- Task objective -
Gather up the lines with the word "shall" in them.

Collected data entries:
^^^^^^^^
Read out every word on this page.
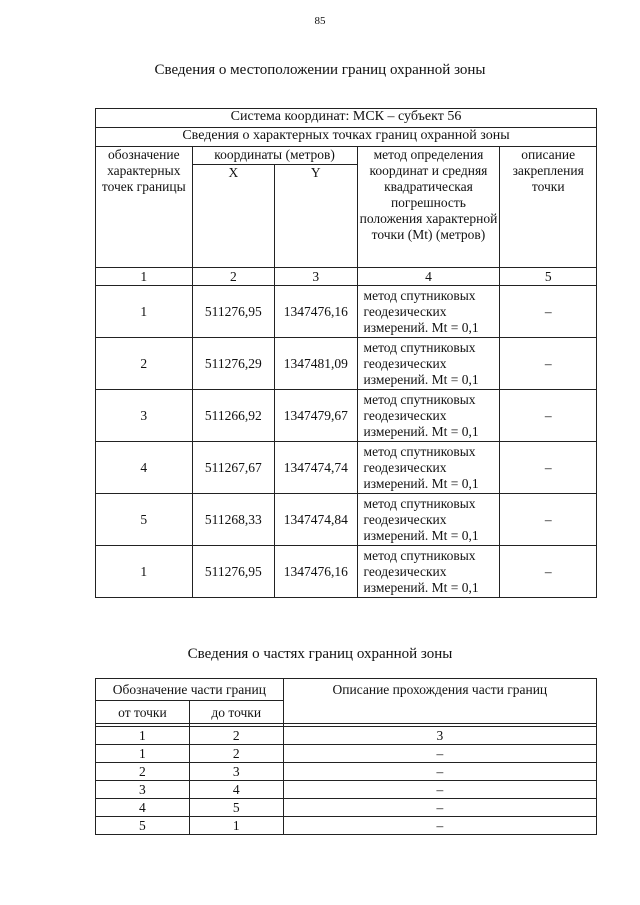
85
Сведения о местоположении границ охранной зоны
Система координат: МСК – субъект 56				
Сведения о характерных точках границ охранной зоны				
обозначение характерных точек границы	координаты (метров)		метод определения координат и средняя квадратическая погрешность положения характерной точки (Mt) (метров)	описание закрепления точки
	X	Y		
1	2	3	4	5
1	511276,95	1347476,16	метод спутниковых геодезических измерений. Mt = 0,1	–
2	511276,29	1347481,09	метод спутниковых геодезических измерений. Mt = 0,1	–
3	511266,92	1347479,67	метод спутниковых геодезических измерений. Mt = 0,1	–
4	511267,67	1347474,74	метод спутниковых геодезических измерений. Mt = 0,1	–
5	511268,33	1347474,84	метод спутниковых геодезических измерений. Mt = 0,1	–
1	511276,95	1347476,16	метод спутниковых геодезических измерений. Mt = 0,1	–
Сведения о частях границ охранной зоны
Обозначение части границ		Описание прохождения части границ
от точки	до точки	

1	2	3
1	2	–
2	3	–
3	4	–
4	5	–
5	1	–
^^^^^^^^
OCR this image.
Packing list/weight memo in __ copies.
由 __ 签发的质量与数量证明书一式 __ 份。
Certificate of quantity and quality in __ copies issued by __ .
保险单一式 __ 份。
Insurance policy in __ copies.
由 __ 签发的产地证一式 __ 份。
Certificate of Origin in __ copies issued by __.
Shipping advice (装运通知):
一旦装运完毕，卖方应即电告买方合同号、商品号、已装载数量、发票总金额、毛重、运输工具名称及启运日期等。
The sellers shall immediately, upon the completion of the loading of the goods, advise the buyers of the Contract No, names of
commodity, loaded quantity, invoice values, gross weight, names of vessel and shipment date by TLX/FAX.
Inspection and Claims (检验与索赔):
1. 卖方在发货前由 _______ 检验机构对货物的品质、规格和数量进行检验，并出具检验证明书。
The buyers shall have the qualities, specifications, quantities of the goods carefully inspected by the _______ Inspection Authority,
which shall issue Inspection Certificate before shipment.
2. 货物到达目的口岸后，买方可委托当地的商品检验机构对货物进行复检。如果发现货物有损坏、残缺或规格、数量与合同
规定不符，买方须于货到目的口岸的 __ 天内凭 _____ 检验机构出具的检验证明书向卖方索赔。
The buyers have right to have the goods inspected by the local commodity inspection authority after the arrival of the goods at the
^^^^^^^^
- Task solution -
The sellers shall immediately, upon the completion of the loading of the goods, advise the buyers of the Contract No, names of
The buyers shall have the qualities, specifications, quantities of the goods carefully inspected by the _______ Inspection Authority,
which shall issue Inspection Certificate before shipment.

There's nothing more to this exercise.